PROBLEM STATEMENT:
Lines holding the string "JSON" are the ones to copy from this listing.

(Extracted data entries)
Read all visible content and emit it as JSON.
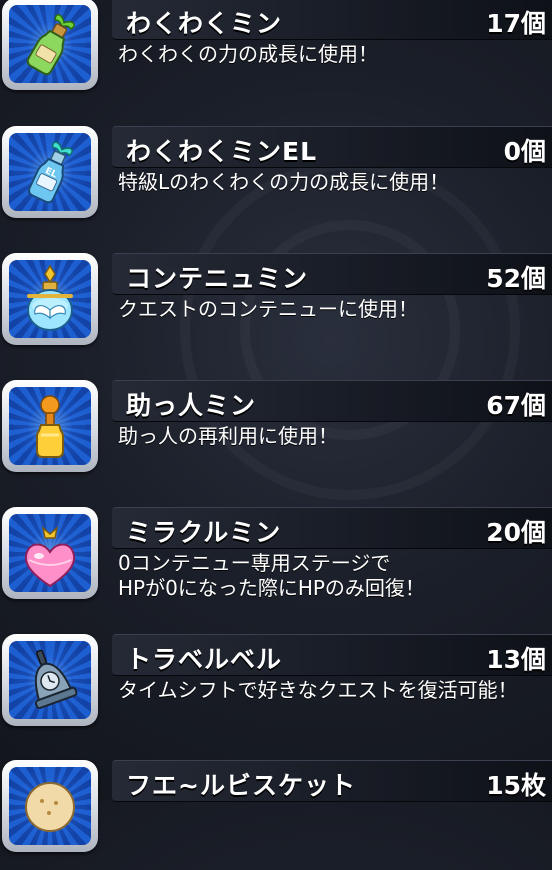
{
  "items": [
    {
      "name": "わくわくミン",
      "count": "17個",
      "desc": [
        "わくわくの力の成長に使用！"
      ],
      "icon": "green-bottle-icon"
    },
    {
      "name": "わくわくミンEL",
      "count": "0個",
      "desc": [
        "特級Lのわくわくの力の成長に使用！"
      ],
      "icon": "el-bottle-icon"
    },
    {
      "name": "コンテニュミン",
      "count": "52個",
      "desc": [
        "クエストのコンテニューに使用！"
      ],
      "icon": "winged-potion-icon"
    },
    {
      "name": "助っ人ミン",
      "count": "67個",
      "desc": [
        "助っ人の再利用に使用！"
      ],
      "icon": "orange-bottle-icon"
    },
    {
      "name": "ミラクルミン",
      "count": "20個",
      "desc": [
        "0コンテニュー専用ステージで",
        "HPが0になった際にHPのみ回復！"
      ],
      "icon": "heart-potion-icon"
    },
    {
      "name": "トラベルベル",
      "count": "13個",
      "desc": [
        "タイムシフトで好きなクエストを復活可能！"
      ],
      "icon": "bell-icon"
    },
    {
      "name": "フエ~ルビスケット",
      "count": "15枚",
      "desc": [],
      "icon": "biscuit-icon"
    }
  ],
  "colors": {
    "panel_blue": "#1d5fd0",
    "text": "#ffffff"
  }
}
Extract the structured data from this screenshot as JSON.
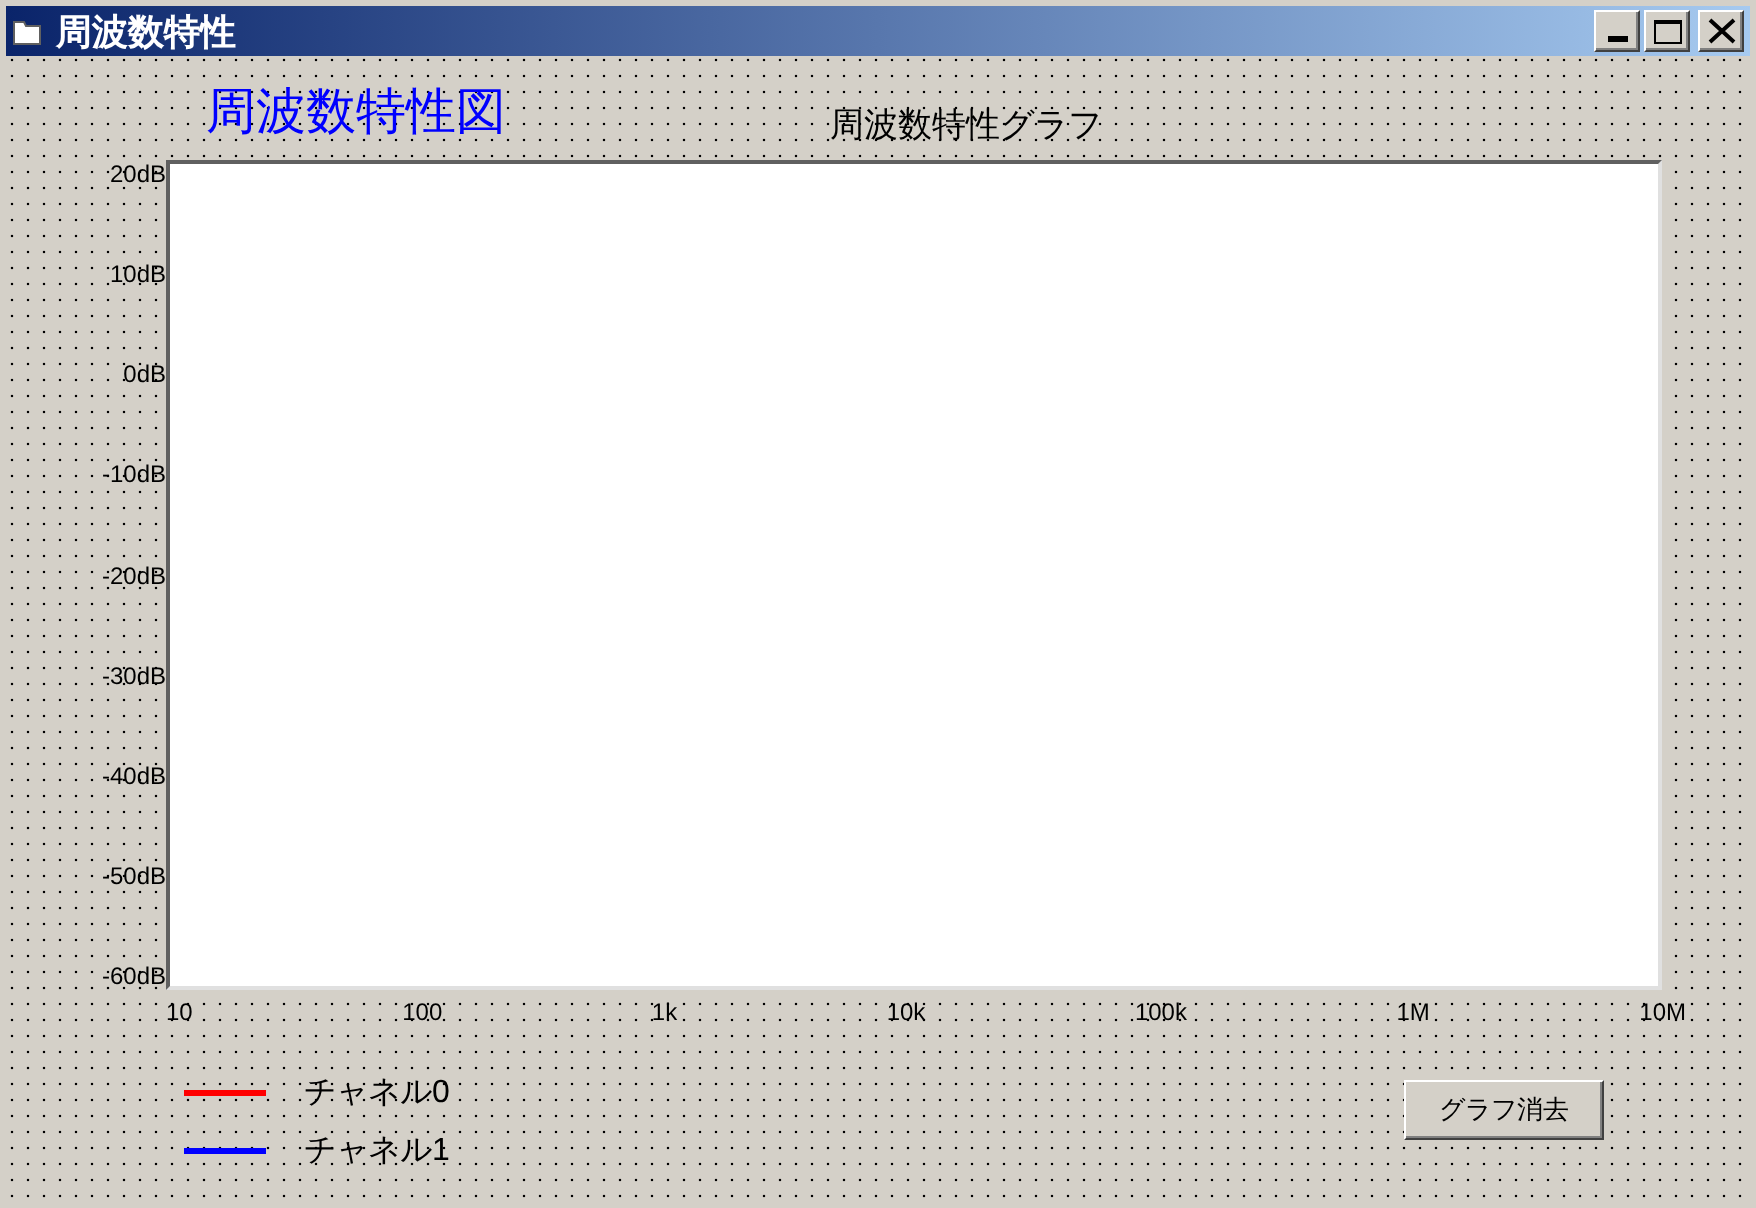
{
  "window": {
    "title": "周波数特性"
  },
  "heading": "周波数特性図",
  "graph": {
    "title": "周波数特性グラフ",
    "y_labels": [
      "20dB",
      "10dB",
      "0dB",
      "-10dB",
      "-20dB",
      "-30dB",
      "-40dB",
      "-50dB",
      "-60dB"
    ],
    "x_labels": [
      "10",
      "100",
      "1k",
      "10k",
      "100k",
      "1M",
      "10M"
    ]
  },
  "legend": [
    {
      "label": "チャネル0",
      "color": "#ff0000"
    },
    {
      "label": "チャネル1",
      "color": "#0000ff"
    }
  ],
  "buttons": [
    "グラフ消去"
  ]
}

TASK RESPONSE:
Read all visible content and emit it as JSON.
Extract the structured data from this screenshot as JSON.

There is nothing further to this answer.